--- begin Data shown ---

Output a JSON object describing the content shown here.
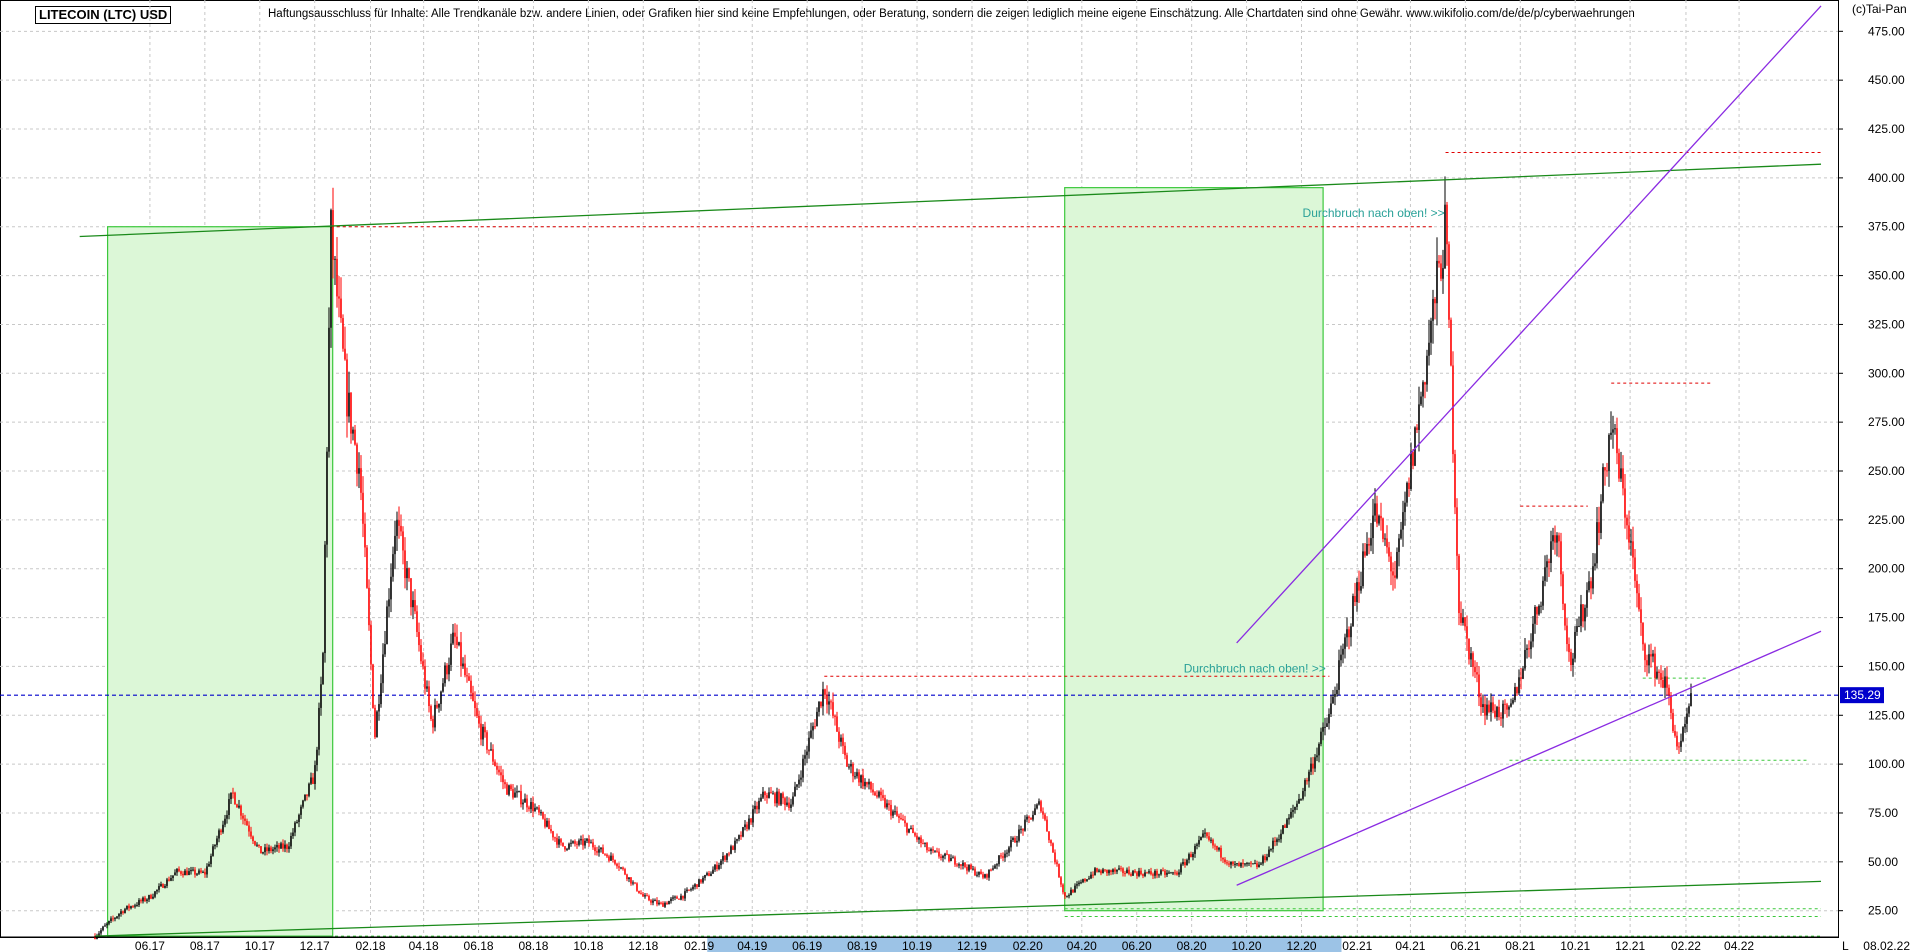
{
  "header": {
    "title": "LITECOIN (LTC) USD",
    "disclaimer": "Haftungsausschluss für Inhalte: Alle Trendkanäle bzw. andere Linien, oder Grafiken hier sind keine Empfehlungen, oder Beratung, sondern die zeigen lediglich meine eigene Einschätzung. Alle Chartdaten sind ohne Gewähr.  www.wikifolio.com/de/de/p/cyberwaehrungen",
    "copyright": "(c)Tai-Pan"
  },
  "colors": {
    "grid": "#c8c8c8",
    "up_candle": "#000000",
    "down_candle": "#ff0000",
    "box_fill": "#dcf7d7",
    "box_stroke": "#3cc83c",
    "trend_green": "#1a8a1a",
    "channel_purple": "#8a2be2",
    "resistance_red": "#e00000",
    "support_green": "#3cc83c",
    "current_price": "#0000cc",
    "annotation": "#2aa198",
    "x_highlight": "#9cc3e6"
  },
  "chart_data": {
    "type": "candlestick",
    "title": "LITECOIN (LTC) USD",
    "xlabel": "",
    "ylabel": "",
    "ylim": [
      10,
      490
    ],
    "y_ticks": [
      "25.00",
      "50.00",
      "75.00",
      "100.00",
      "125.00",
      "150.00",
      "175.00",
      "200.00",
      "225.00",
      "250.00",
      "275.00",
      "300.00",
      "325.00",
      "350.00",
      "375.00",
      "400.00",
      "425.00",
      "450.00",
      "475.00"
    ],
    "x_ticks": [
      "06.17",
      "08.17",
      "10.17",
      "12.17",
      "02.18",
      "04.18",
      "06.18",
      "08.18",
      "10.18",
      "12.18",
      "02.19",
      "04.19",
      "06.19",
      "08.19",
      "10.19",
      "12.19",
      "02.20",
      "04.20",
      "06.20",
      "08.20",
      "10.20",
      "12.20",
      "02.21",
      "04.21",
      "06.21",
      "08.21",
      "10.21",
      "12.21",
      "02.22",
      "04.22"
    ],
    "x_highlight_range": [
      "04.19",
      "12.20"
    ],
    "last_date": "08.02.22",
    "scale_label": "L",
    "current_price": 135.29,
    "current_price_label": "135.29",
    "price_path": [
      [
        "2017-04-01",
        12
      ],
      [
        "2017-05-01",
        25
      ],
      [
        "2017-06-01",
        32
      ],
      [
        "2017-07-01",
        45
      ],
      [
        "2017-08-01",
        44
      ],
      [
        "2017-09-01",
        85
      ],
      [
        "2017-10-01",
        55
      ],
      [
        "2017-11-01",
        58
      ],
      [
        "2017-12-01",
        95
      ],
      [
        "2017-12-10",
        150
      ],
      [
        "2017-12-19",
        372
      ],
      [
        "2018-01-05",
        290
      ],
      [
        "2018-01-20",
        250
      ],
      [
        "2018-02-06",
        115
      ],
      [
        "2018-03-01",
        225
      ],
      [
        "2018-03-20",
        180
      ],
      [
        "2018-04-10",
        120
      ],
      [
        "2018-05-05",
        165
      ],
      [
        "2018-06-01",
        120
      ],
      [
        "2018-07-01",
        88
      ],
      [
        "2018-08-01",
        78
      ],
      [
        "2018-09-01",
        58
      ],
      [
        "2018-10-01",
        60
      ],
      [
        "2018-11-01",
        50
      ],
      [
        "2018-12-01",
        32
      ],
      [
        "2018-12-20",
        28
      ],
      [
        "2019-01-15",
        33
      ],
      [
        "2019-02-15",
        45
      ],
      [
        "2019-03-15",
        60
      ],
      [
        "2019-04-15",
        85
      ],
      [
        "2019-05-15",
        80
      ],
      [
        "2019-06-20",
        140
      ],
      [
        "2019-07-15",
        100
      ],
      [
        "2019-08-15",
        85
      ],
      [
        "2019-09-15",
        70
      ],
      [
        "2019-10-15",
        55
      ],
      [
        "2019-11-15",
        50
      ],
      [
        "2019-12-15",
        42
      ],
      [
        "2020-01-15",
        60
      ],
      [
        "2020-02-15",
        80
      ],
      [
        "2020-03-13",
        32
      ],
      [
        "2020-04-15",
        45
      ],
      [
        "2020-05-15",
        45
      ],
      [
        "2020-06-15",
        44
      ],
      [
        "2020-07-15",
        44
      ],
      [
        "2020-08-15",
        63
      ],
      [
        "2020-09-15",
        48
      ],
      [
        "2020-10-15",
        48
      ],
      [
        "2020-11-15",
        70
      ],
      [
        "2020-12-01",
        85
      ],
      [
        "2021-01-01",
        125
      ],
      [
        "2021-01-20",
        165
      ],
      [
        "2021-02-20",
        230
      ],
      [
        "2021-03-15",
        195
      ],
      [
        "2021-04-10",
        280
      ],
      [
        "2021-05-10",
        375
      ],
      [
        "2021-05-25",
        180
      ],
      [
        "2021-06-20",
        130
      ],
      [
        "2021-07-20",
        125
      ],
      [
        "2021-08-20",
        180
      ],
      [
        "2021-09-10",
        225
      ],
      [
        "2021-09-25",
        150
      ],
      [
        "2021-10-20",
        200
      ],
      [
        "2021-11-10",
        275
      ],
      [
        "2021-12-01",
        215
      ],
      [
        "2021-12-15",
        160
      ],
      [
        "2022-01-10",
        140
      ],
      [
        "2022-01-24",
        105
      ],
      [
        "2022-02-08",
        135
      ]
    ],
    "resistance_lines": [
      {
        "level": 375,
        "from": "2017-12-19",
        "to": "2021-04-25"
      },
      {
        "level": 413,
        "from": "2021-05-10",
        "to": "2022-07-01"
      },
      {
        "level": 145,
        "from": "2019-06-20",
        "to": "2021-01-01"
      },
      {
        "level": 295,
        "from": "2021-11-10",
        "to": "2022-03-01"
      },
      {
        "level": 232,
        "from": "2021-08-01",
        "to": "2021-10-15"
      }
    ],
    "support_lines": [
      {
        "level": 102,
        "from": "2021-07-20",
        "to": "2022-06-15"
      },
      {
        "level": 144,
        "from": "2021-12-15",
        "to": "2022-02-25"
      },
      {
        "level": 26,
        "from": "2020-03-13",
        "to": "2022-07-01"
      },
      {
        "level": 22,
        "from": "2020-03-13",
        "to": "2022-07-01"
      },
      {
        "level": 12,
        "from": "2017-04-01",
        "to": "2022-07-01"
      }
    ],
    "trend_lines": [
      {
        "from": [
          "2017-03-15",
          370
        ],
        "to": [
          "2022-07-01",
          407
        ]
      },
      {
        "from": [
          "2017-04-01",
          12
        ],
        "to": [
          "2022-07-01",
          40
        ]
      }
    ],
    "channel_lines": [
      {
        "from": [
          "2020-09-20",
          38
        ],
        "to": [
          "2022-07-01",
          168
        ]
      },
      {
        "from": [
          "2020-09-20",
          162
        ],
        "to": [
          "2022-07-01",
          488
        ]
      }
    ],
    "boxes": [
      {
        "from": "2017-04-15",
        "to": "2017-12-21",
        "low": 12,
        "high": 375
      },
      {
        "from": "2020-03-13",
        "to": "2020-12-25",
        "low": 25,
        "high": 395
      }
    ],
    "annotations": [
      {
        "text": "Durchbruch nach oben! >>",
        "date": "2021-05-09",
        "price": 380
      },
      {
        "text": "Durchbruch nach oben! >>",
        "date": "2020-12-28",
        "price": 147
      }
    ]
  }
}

--- end Data shown ---

**Given problem:**
Can you retype every record above exactly, leaving out the pictures?

**Reply:**
Output a JSON object describing the content shown here.
{
  "header": {
    "title": "LITECOIN (LTC) USD",
    "disclaimer": "Haftungsausschluss für Inhalte: Alle Trendkanäle bzw. andere Linien, oder Grafiken hier sind keine Empfehlungen, oder Beratung, sondern die zeigen lediglich meine eigene Einschätzung. Alle Chartdaten sind ohne Gewähr.  www.wikifolio.com/de/de/p/cyberwaehrungen",
    "copyright": "(c)Tai-Pan"
  },
  "colors": {
    "grid": "#c8c8c8",
    "up_candle": "#000000",
    "down_candle": "#ff0000",
    "box_fill": "#dcf7d7",
    "box_stroke": "#3cc83c",
    "trend_green": "#1a8a1a",
    "channel_purple": "#8a2be2",
    "resistance_red": "#e00000",
    "support_green": "#3cc83c",
    "current_price": "#0000cc",
    "annotation": "#2aa198",
    "x_highlight": "#9cc3e6"
  },
  "chart_data": {
    "type": "candlestick",
    "title": "LITECOIN (LTC) USD",
    "xlabel": "",
    "ylabel": "",
    "ylim": [
      10,
      490
    ],
    "y_ticks": [
      "25.00",
      "50.00",
      "75.00",
      "100.00",
      "125.00",
      "150.00",
      "175.00",
      "200.00",
      "225.00",
      "250.00",
      "275.00",
      "300.00",
      "325.00",
      "350.00",
      "375.00",
      "400.00",
      "425.00",
      "450.00",
      "475.00"
    ],
    "x_ticks": [
      "06.17",
      "08.17",
      "10.17",
      "12.17",
      "02.18",
      "04.18",
      "06.18",
      "08.18",
      "10.18",
      "12.18",
      "02.19",
      "04.19",
      "06.19",
      "08.19",
      "10.19",
      "12.19",
      "02.20",
      "04.20",
      "06.20",
      "08.20",
      "10.20",
      "12.20",
      "02.21",
      "04.21",
      "06.21",
      "08.21",
      "10.21",
      "12.21",
      "02.22",
      "04.22"
    ],
    "x_highlight_range": [
      "04.19",
      "12.20"
    ],
    "last_date": "08.02.22",
    "scale_label": "L",
    "current_price": 135.29,
    "current_price_label": "135.29",
    "price_path": [
      [
        "2017-04-01",
        12
      ],
      [
        "2017-05-01",
        25
      ],
      [
        "2017-06-01",
        32
      ],
      [
        "2017-07-01",
        45
      ],
      [
        "2017-08-01",
        44
      ],
      [
        "2017-09-01",
        85
      ],
      [
        "2017-10-01",
        55
      ],
      [
        "2017-11-01",
        58
      ],
      [
        "2017-12-01",
        95
      ],
      [
        "2017-12-10",
        150
      ],
      [
        "2017-12-19",
        372
      ],
      [
        "2018-01-05",
        290
      ],
      [
        "2018-01-20",
        250
      ],
      [
        "2018-02-06",
        115
      ],
      [
        "2018-03-01",
        225
      ],
      [
        "2018-03-20",
        180
      ],
      [
        "2018-04-10",
        120
      ],
      [
        "2018-05-05",
        165
      ],
      [
        "2018-06-01",
        120
      ],
      [
        "2018-07-01",
        88
      ],
      [
        "2018-08-01",
        78
      ],
      [
        "2018-09-01",
        58
      ],
      [
        "2018-10-01",
        60
      ],
      [
        "2018-11-01",
        50
      ],
      [
        "2018-12-01",
        32
      ],
      [
        "2018-12-20",
        28
      ],
      [
        "2019-01-15",
        33
      ],
      [
        "2019-02-15",
        45
      ],
      [
        "2019-03-15",
        60
      ],
      [
        "2019-04-15",
        85
      ],
      [
        "2019-05-15",
        80
      ],
      [
        "2019-06-20",
        140
      ],
      [
        "2019-07-15",
        100
      ],
      [
        "2019-08-15",
        85
      ],
      [
        "2019-09-15",
        70
      ],
      [
        "2019-10-15",
        55
      ],
      [
        "2019-11-15",
        50
      ],
      [
        "2019-12-15",
        42
      ],
      [
        "2020-01-15",
        60
      ],
      [
        "2020-02-15",
        80
      ],
      [
        "2020-03-13",
        32
      ],
      [
        "2020-04-15",
        45
      ],
      [
        "2020-05-15",
        45
      ],
      [
        "2020-06-15",
        44
      ],
      [
        "2020-07-15",
        44
      ],
      [
        "2020-08-15",
        63
      ],
      [
        "2020-09-15",
        48
      ],
      [
        "2020-10-15",
        48
      ],
      [
        "2020-11-15",
        70
      ],
      [
        "2020-12-01",
        85
      ],
      [
        "2021-01-01",
        125
      ],
      [
        "2021-01-20",
        165
      ],
      [
        "2021-02-20",
        230
      ],
      [
        "2021-03-15",
        195
      ],
      [
        "2021-04-10",
        280
      ],
      [
        "2021-05-10",
        375
      ],
      [
        "2021-05-25",
        180
      ],
      [
        "2021-06-20",
        130
      ],
      [
        "2021-07-20",
        125
      ],
      [
        "2021-08-20",
        180
      ],
      [
        "2021-09-10",
        225
      ],
      [
        "2021-09-25",
        150
      ],
      [
        "2021-10-20",
        200
      ],
      [
        "2021-11-10",
        275
      ],
      [
        "2021-12-01",
        215
      ],
      [
        "2021-12-15",
        160
      ],
      [
        "2022-01-10",
        140
      ],
      [
        "2022-01-24",
        105
      ],
      [
        "2022-02-08",
        135
      ]
    ],
    "resistance_lines": [
      {
        "level": 375,
        "from": "2017-12-19",
        "to": "2021-04-25"
      },
      {
        "level": 413,
        "from": "2021-05-10",
        "to": "2022-07-01"
      },
      {
        "level": 145,
        "from": "2019-06-20",
        "to": "2021-01-01"
      },
      {
        "level": 295,
        "from": "2021-11-10",
        "to": "2022-03-01"
      },
      {
        "level": 232,
        "from": "2021-08-01",
        "to": "2021-10-15"
      }
    ],
    "support_lines": [
      {
        "level": 102,
        "from": "2021-07-20",
        "to": "2022-06-15"
      },
      {
        "level": 144,
        "from": "2021-12-15",
        "to": "2022-02-25"
      },
      {
        "level": 26,
        "from": "2020-03-13",
        "to": "2022-07-01"
      },
      {
        "level": 22,
        "from": "2020-03-13",
        "to": "2022-07-01"
      },
      {
        "level": 12,
        "from": "2017-04-01",
        "to": "2022-07-01"
      }
    ],
    "trend_lines": [
      {
        "from": [
          "2017-03-15",
          370
        ],
        "to": [
          "2022-07-01",
          407
        ]
      },
      {
        "from": [
          "2017-04-01",
          12
        ],
        "to": [
          "2022-07-01",
          40
        ]
      }
    ],
    "channel_lines": [
      {
        "from": [
          "2020-09-20",
          38
        ],
        "to": [
          "2022-07-01",
          168
        ]
      },
      {
        "from": [
          "2020-09-20",
          162
        ],
        "to": [
          "2022-07-01",
          488
        ]
      }
    ],
    "boxes": [
      {
        "from": "2017-04-15",
        "to": "2017-12-21",
        "low": 12,
        "high": 375
      },
      {
        "from": "2020-03-13",
        "to": "2020-12-25",
        "low": 25,
        "high": 395
      }
    ],
    "annotations": [
      {
        "text": "Durchbruch nach oben! >>",
        "date": "2021-05-09",
        "price": 380
      },
      {
        "text": "Durchbruch nach oben! >>",
        "date": "2020-12-28",
        "price": 147
      }
    ]
  }
}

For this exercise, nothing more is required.